(Recorded data)
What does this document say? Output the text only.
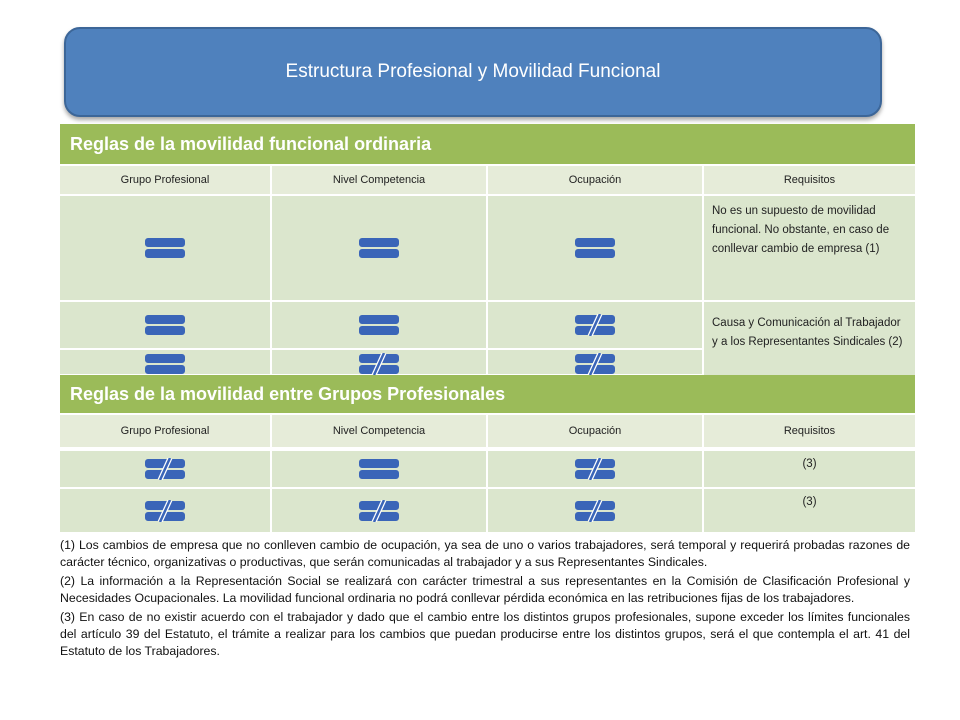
Estructura Profesional y Movilidad Funcional
Reglas de la movilidad funcional ordinaria
Grupo Profesional	Nivel Competencia	Ocupación	Requisitos
No es un supuesto de movilidad funcional. No obstante, en caso de conllevar cambio de empresa (1)
Causa y Comunicación al Trabajador y a los Representantes Sindicales (2)
Reglas de la movilidad entre Grupos Profesionales
Grupo Profesional	Nivel Competencia	Ocupación	Requisitos
(3)
(3)

(1) Los cambios de empresa que no conlleven cambio de ocupación, ya sea de uno o varios trabajadores, será temporal y requerirá probadas razones de carácter técnico, organizativas o productivas, que serán comunicadas al trabajador y a sus Representantes Sindicales.

(2) La información a la Representación Social se realizará con carácter trimestral a sus representantes en la Comisión de Clasificación Profesional y Necesidades Ocupacionales. La movilidad funcional ordinaria no podrá conllevar pérdida económica en las retribuciones fijas de los trabajadores.

(3) En caso de no existir acuerdo con el trabajador y dado que el cambio entre los distintos grupos profesionales, supone exceder los límites funcionales del artículo 39 del Estatuto, el trámite a realizar para los cambios que puedan producirse entre los distintos grupos, será el que contempla el art. 41 del Estatuto de los Trabajadores.
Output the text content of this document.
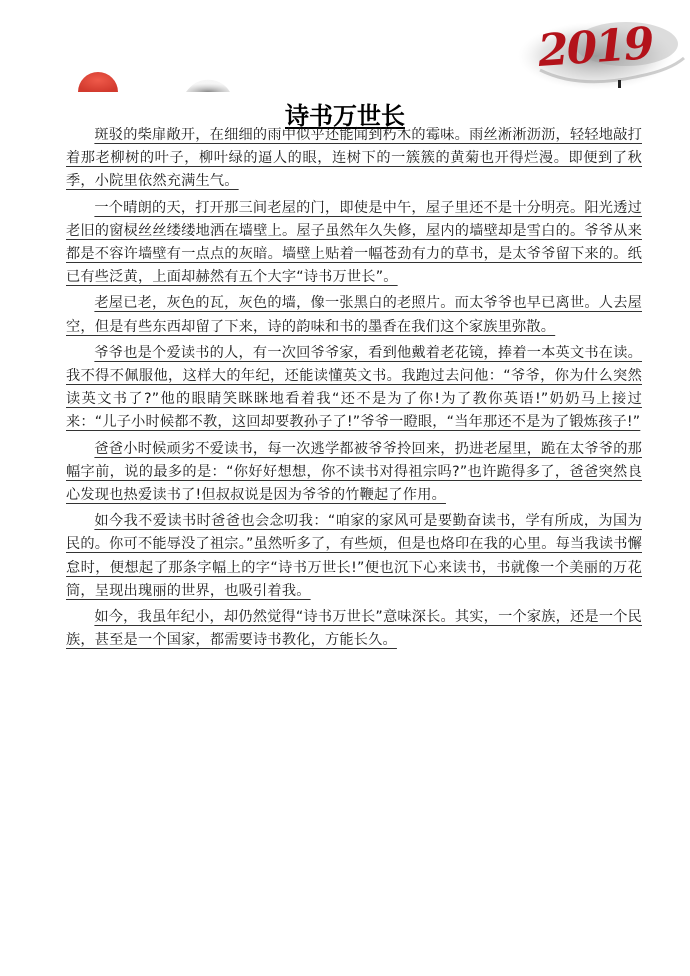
2019
诗书万世长

斑驳的柴扉敞开，在细细的雨中似乎还能闻到朽木的霉味。雨丝淅淅沥沥，轻轻地敲打着那老柳树的叶子，柳叶绿的逼人的眼，连树下的一簇簇的黄菊也开得烂漫。即便到了秋季，小院里依然充满生气。

一个晴朗的天，打开那三间老屋的门，即使是中午，屋子里还不是十分明亮。阳光透过老旧的窗棂丝丝缕缕地洒在墙壁上。屋子虽然年久失修，屋内的墙壁却是雪白的。爷爷从来都是不容许墙壁有一点点的灰暗。墙壁上贴着一幅苍劲有力的草书，是太爷爷留下来的。纸已有些泛黄，上面却赫然有五个大字“诗书万世长”。

老屋已老，灰色的瓦，灰色的墙，像一张黑白的老照片。而太爷爷也早已离世。人去屋空，但是有些东西却留了下来，诗的韵味和书的墨香在我们这个家族里弥散。

爷爷也是个爱读书的人，有一次回爷爷家，看到他戴着老花镜，捧着一本英文书在读。我不得不佩服他，这样大的年纪，还能读懂英文书。我跑过去问他：“爷爷，你为什么突然读英文书了?”他的眼睛笑眯眯地看着我“还不是为了你!为了教你英语!”奶奶马上接过来：“儿子小时候都不教，这回却要教孙子了!”爷爷一瞪眼，“当年那还不是为了锻炼孩子!”

爸爸小时候顽劣不爱读书，每一次逃学都被爷爷拎回来，扔进老屋里，跪在太爷爷的那幅字前，说的最多的是：“你好好想想，你不读书对得祖宗吗?”也许跪得多了，爸爸突然良心发现也热爱读书了!但叔叔说是因为爷爷的竹鞭起了作用。

如今我不爱读书时爸爸也会念叨我：“咱家的家风可是要勤奋读书，学有所成，为国为民的。你可不能辱没了祖宗。”虽然听多了，有些烦，但是也烙印在我的心里。每当我读书懈怠时，便想起了那条字幅上的字“诗书万世长!”便也沉下心来读书，书就像一个美丽的万花筒，呈现出瑰丽的世界，也吸引着我。

如今，我虽年纪小，却仍然觉得“诗书万世长”意味深长。其实，一个家族，还是一个民族，甚至是一个国家，都需要诗书教化，方能长久。
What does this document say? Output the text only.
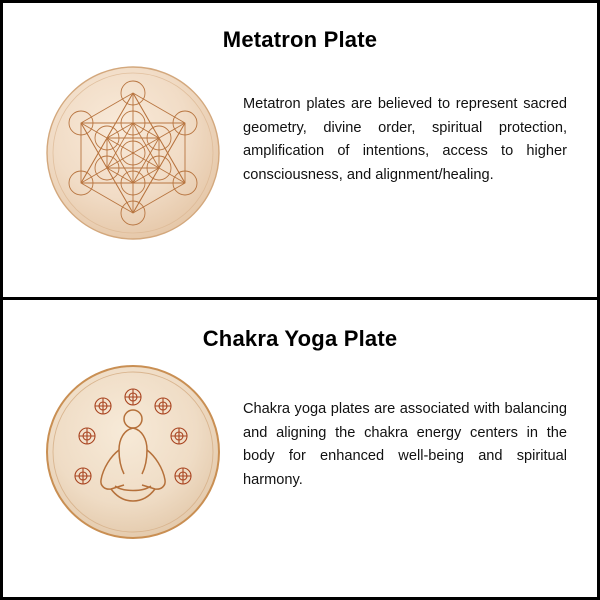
Metatron Plate
Metatron plates are believed to represent sacred geometry, divine order, spiritual protection, amplification of intentions, access to higher consciousness, and alignment/healing.
Chakra Yoga Plate
Chakra yoga plates are associated with balancing and aligning the chakra energy centers in the body for enhanced well-being and spiritual harmony.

## WHAT IS NEEDED
Calculate how many lines of the material include the string "spiritual", and state that number by itself.

## CORRECT OUTPUT
2